▶ _DATA SHOWN_:
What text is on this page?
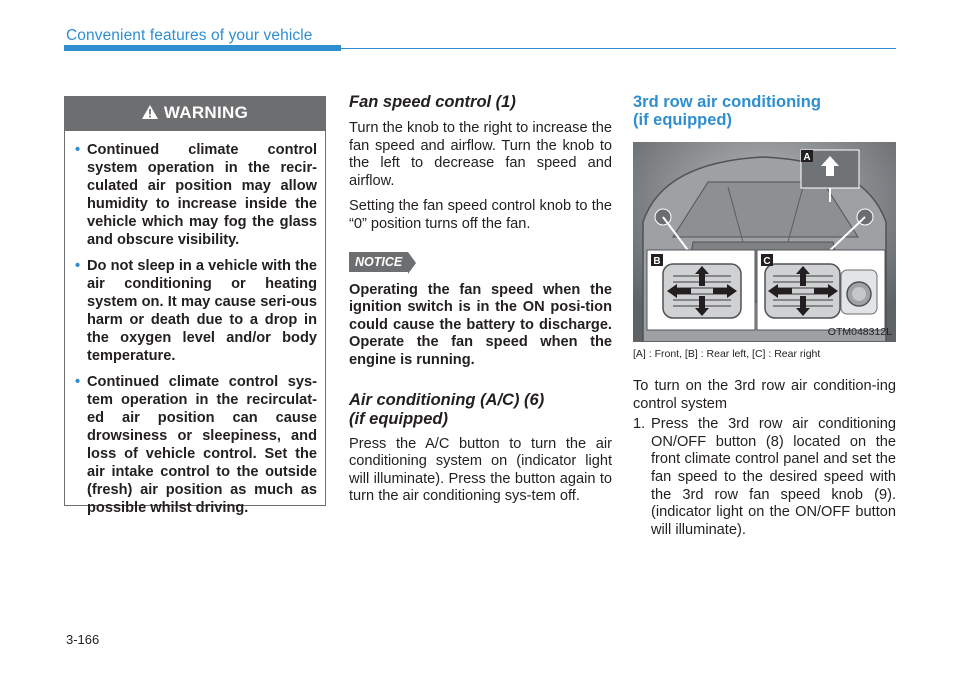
Convenient features of your vehicle
WARNING
• Continued climate control system operation in the recir-culated air position may allow humidity to increase inside the vehicle which may fog the glass and obscure visibility.
• Do not sleep in a vehicle with the air conditioning or heating system on. It may cause seri-ous harm or death due to a drop in the oxygen level and/or body temperature.
• Continued climate control sys-tem operation in the recirculat-ed air position can cause drowsiness or sleepiness, and loss of vehicle control. Set the air intake control to the outside (fresh) air position as much as possible whilst driving.

Fan speed control (1)

Turn the knob to the right to increase the fan speed and airflow. Turn the knob to the left to decrease fan speed and airflow.

Setting the fan speed control knob to the “0” position turns off the fan.

NOTICE

Operating the fan speed when the ignition switch is in the ON posi-tion could cause the battery to discharge. Operate the fan speed when the engine is running.

Air conditioning (A/C) (6)

(if equipped)

Press the A/C button to turn the air conditioning system on (indicator light will illuminate). Press the button again to turn the air conditioning sys-tem off.

3rd row air conditioning

(if equipped)

A
B	C
OTM048312L
[A] : Front, [B] : Rear left, [C] : Rear right

To turn on the 3rd row air condition-ing control system

1. Press the 3rd row air conditioning ON/OFF button (8) located on the front climate control panel and set the fan speed to the desired speed with the 3rd row fan speed knob (9). (indicator light on the ON/OFF button will illuminate).

3-166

▶ _DO THIS_: Write every record out again exactly; no pictures belong in the copy.

▶ _RIGHT ANSWER_:
What text is on this page?
Convenient features of your vehicle
WARNING
• Continued climate control system operation in the recir-culated air position may allow humidity to increase inside the vehicle which may fog the glass and obscure visibility.
• Do not sleep in a vehicle with the air conditioning or heating system on. It may cause seri-ous harm or death due to a drop in the oxygen level and/or body temperature.
• Continued climate control sys-tem operation in the recirculat-ed air position can cause drowsiness or sleepiness, and loss of vehicle control. Set the air intake control to the outside (fresh) air position as much as possible whilst driving.

Fan speed control (1)

Turn the knob to the right to increase the fan speed and airflow. Turn the knob to the left to decrease fan speed and airflow.

Setting the fan speed control knob to the “0” position turns off the fan.

NOTICE

Operating the fan speed when the ignition switch is in the ON posi-tion could cause the battery to discharge. Operate the fan speed when the engine is running.

Air conditioning (A/C) (6)

(if equipped)

Press the A/C button to turn the air conditioning system on (indicator light will illuminate). Press the button again to turn the air conditioning sys-tem off.

3rd row air conditioning

(if equipped)

A
B	C
OTM048312L
[A] : Front, [B] : Rear left, [C] : Rear right

To turn on the 3rd row air condition-ing control system

1. Press the 3rd row air conditioning ON/OFF button (8) located on the front climate control panel and set the fan speed to the desired speed with the 3rd row fan speed knob (9). (indicator light on the ON/OFF button will illuminate).

3-166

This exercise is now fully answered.